◆ **Exercise brief**
Where the word "name" occurs in a line, return that line.

── Input

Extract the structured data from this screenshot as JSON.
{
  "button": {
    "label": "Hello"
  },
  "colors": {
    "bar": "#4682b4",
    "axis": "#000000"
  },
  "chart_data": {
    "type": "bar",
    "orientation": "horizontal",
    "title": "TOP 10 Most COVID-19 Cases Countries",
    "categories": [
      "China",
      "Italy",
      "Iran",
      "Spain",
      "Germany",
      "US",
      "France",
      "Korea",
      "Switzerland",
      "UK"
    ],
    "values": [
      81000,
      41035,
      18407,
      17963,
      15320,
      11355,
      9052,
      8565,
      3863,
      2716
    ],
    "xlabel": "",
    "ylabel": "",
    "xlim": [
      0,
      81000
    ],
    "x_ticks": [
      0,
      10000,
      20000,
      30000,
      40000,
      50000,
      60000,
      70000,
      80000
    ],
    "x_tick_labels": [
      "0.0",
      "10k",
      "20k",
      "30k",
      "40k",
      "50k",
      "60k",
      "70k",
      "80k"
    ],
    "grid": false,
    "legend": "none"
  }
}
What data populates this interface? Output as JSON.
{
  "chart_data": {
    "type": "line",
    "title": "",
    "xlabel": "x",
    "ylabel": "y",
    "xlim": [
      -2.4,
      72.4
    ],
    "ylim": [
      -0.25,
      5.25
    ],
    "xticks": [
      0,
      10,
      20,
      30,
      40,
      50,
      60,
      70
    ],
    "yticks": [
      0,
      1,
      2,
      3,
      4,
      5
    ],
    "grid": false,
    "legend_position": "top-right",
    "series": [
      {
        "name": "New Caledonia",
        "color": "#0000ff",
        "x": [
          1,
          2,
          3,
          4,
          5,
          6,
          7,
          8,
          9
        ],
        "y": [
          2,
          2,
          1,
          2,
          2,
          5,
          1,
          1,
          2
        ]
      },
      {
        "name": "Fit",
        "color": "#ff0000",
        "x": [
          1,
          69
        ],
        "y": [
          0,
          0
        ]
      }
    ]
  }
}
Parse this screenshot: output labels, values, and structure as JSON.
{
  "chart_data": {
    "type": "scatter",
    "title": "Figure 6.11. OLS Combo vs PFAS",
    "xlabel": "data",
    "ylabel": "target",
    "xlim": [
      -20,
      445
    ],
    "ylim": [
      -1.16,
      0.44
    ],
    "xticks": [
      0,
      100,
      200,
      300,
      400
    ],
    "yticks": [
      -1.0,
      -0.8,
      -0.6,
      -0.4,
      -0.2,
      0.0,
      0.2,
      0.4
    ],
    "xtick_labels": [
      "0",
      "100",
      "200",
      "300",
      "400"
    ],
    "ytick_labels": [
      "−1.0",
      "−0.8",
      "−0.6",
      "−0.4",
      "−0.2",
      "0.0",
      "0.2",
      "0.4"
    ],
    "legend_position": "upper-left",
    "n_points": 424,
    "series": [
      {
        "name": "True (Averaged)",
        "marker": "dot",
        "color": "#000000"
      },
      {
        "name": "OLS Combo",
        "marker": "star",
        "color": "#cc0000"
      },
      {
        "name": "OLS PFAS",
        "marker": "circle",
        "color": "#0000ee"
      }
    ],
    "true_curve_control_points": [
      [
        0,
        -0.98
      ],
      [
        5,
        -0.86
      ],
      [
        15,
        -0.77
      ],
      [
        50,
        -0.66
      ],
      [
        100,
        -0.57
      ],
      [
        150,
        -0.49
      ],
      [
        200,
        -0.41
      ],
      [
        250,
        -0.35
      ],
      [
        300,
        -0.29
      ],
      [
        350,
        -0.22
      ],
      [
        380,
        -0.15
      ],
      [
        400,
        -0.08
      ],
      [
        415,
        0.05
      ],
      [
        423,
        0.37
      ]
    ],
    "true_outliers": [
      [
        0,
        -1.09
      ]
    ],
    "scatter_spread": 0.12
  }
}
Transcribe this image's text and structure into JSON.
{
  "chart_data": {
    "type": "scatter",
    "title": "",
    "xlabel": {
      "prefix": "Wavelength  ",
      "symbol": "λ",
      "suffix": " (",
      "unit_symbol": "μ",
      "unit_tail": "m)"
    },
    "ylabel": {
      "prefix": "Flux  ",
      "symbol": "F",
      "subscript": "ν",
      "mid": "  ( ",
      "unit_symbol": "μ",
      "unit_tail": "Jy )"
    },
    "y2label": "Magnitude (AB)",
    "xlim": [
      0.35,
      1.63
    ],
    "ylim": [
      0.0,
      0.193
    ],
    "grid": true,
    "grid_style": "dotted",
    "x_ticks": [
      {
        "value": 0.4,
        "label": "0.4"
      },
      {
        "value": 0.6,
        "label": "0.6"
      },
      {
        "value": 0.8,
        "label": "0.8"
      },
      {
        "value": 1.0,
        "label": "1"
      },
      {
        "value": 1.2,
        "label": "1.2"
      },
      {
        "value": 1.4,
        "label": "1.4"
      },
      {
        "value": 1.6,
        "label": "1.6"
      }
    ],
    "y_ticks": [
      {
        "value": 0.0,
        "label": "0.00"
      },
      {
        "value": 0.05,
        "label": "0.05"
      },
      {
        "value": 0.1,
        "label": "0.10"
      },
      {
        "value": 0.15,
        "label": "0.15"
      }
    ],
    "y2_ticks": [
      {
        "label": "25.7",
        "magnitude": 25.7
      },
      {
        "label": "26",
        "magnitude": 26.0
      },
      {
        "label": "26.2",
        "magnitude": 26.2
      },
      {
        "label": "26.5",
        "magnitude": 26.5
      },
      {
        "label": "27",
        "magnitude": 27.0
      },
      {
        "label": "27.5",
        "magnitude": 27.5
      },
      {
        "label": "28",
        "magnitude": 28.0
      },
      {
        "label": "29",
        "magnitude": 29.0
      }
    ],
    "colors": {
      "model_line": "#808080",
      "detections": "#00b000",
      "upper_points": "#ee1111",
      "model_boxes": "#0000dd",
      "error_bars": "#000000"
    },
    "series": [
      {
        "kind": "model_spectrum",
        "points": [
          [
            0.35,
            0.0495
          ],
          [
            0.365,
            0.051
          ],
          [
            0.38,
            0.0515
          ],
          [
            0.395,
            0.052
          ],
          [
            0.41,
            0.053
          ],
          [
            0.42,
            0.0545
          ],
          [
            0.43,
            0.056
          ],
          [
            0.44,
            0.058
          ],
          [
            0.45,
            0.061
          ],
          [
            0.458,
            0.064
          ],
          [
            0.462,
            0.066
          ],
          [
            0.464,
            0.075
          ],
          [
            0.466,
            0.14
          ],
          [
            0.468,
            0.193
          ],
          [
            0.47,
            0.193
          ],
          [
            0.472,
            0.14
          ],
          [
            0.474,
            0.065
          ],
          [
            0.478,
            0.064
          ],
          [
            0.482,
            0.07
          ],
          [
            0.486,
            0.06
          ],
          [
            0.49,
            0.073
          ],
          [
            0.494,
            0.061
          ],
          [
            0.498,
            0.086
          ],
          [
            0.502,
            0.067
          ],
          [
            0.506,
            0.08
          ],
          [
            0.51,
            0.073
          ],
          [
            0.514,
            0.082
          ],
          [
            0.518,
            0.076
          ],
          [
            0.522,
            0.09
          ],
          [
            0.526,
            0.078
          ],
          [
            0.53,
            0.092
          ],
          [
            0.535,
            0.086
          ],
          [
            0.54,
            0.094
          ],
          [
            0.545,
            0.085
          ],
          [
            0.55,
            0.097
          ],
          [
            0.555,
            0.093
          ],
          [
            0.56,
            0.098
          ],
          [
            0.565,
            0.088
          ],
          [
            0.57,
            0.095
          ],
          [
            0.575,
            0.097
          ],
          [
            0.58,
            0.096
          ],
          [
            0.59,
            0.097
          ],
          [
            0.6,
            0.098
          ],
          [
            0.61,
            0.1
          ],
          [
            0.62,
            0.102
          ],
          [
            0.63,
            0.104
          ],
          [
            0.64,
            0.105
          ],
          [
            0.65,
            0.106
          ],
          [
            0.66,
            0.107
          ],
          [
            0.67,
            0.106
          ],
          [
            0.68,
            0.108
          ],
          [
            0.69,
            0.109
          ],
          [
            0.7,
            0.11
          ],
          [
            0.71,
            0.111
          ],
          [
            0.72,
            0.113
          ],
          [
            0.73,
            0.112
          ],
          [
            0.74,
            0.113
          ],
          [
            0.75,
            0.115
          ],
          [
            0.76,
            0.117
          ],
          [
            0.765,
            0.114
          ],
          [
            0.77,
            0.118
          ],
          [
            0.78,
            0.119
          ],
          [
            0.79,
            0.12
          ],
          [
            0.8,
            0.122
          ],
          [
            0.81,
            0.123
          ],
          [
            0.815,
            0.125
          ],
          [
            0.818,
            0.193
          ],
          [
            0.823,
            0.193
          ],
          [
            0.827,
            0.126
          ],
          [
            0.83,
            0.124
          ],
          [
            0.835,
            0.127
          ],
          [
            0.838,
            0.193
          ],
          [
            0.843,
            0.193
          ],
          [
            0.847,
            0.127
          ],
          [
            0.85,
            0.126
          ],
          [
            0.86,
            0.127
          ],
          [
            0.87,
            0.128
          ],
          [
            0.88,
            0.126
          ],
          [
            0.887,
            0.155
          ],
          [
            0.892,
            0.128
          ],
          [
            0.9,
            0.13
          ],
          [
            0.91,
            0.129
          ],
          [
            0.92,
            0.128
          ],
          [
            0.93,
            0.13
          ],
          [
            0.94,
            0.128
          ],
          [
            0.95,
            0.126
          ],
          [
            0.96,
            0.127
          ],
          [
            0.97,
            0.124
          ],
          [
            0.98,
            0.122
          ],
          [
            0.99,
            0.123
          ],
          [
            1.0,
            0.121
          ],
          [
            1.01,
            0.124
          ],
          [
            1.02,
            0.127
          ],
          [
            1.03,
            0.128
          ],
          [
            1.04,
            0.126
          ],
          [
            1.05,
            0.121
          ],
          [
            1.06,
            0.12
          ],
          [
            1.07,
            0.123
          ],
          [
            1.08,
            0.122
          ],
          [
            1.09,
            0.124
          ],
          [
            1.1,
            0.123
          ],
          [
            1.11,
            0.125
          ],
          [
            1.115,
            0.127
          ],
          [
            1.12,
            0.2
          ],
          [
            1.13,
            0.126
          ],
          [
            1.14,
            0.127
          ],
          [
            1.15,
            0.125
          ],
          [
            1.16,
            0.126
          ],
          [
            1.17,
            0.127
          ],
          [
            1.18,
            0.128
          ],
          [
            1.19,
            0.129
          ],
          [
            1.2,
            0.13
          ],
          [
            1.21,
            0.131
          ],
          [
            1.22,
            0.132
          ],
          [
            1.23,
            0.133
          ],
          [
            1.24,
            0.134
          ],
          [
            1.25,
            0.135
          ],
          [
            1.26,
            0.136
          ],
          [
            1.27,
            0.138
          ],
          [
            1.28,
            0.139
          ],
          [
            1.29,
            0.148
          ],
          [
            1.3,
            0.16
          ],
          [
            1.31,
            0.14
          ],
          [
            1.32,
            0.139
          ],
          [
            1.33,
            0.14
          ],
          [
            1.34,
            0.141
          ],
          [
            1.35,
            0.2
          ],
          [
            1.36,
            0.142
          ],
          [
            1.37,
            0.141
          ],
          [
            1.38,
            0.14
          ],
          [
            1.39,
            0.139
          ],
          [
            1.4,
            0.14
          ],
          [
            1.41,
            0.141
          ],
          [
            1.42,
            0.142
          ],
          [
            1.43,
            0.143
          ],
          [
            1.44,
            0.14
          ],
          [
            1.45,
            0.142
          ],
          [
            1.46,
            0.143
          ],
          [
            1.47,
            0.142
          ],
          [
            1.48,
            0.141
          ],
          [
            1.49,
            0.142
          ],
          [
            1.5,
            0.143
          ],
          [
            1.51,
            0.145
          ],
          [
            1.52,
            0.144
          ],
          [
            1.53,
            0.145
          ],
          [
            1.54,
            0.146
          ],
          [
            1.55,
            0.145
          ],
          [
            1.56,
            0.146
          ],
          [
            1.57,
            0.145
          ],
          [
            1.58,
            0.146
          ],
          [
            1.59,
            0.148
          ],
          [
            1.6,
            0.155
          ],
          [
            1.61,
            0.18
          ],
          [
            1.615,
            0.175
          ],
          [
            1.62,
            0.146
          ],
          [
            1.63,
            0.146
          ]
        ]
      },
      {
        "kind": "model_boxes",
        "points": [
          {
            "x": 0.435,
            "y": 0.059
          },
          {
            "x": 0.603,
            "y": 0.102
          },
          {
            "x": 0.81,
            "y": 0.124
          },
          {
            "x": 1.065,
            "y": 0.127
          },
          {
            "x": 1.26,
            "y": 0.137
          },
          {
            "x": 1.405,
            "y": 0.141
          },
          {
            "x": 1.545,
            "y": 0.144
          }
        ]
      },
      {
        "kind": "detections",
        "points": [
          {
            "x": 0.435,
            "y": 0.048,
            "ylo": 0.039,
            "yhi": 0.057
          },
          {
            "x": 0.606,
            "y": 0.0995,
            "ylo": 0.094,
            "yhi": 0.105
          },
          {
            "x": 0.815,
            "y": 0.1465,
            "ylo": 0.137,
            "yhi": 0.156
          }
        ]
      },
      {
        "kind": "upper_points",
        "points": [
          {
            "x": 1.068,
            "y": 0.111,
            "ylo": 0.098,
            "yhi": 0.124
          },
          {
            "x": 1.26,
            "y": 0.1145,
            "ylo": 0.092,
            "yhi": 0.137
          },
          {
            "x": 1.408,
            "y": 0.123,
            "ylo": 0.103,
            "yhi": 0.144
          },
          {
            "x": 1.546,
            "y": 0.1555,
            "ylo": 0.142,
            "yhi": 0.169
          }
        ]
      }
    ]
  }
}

────

◆ **Result of the exercise**
        "name": "New Caledonia",
        "name": "Fit",
        "name": "True (Averaged)",
        "name": "OLS Combo",
        "name": "OLS PFAS",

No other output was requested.